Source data
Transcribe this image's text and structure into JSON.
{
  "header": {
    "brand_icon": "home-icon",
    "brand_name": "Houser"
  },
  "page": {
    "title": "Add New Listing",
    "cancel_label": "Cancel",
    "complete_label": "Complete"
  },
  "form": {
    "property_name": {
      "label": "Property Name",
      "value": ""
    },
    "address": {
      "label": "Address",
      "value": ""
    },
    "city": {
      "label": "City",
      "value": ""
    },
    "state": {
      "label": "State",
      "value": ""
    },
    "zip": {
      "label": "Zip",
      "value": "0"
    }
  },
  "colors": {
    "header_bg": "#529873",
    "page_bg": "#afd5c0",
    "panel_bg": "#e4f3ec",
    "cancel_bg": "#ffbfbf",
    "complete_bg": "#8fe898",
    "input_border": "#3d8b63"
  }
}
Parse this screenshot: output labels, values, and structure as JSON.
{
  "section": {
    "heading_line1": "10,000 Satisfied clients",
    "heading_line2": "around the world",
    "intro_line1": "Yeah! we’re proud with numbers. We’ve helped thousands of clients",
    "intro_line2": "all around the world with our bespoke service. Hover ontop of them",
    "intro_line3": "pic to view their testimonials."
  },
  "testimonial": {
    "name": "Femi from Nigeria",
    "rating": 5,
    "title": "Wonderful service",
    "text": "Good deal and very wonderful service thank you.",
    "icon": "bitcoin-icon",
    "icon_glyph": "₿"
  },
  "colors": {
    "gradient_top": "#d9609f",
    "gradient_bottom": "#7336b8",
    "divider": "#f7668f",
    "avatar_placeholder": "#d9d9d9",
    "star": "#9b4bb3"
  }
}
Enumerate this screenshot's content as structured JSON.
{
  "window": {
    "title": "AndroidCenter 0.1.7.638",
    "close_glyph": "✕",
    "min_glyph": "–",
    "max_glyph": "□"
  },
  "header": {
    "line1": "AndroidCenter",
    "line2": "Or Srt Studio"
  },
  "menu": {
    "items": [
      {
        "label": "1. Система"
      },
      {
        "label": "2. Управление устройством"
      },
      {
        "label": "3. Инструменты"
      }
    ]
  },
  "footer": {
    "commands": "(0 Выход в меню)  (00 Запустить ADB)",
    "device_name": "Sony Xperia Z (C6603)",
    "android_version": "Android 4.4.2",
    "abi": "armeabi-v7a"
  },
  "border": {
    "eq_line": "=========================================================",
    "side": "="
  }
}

» **TASK BRIEF**: Please reproduce the entire listing, exactly as shown.

» **WRITTEN ANSWER**:
Transcribe this image's text and structure into JSON.
{
  "header": {
    "brand_icon": "home-icon",
    "brand_name": "Houser"
  },
  "page": {
    "title": "Add New Listing",
    "cancel_label": "Cancel",
    "complete_label": "Complete"
  },
  "form": {
    "property_name": {
      "label": "Property Name",
      "value": ""
    },
    "address": {
      "label": "Address",
      "value": ""
    },
    "city": {
      "label": "City",
      "value": ""
    },
    "state": {
      "label": "State",
      "value": ""
    },
    "zip": {
      "label": "Zip",
      "value": "0"
    }
  },
  "colors": {
    "header_bg": "#529873",
    "page_bg": "#afd5c0",
    "panel_bg": "#e4f3ec",
    "cancel_bg": "#ffbfbf",
    "complete_bg": "#8fe898",
    "input_border": "#3d8b63"
  }
}
Parse this screenshot: output labels, values, and structure as JSON.
{
  "section": {
    "heading_line1": "10,000 Satisfied clients",
    "heading_line2": "around the world",
    "intro_line1": "Yeah! we’re proud with numbers. We’ve helped thousands of clients",
    "intro_line2": "all around the world with our bespoke service. Hover ontop of them",
    "intro_line3": "pic to view their testimonials."
  },
  "testimonial": {
    "name": "Femi from Nigeria",
    "rating": 5,
    "title": "Wonderful service",
    "text": "Good deal and very wonderful service thank you.",
    "icon": "bitcoin-icon",
    "icon_glyph": "₿"
  },
  "colors": {
    "gradient_top": "#d9609f",
    "gradient_bottom": "#7336b8",
    "divider": "#f7668f",
    "avatar_placeholder": "#d9d9d9",
    "star": "#9b4bb3"
  }
}
Enumerate this screenshot's content as structured JSON.
{
  "window": {
    "title": "AndroidCenter 0.1.7.638",
    "close_glyph": "✕",
    "min_glyph": "–",
    "max_glyph": "□"
  },
  "header": {
    "line1": "AndroidCenter",
    "line2": "Or Srt Studio"
  },
  "menu": {
    "items": [
      {
        "label": "1. Система"
      },
      {
        "label": "2. Управление устройством"
      },
      {
        "label": "3. Инструменты"
      }
    ]
  },
  "footer": {
    "commands": "(0 Выход в меню)  (00 Запустить ADB)",
    "device_name": "Sony Xperia Z (C6603)",
    "android_version": "Android 4.4.2",
    "abi": "armeabi-v7a"
  },
  "border": {
    "eq_line": "=========================================================",
    "side": "="
  }
}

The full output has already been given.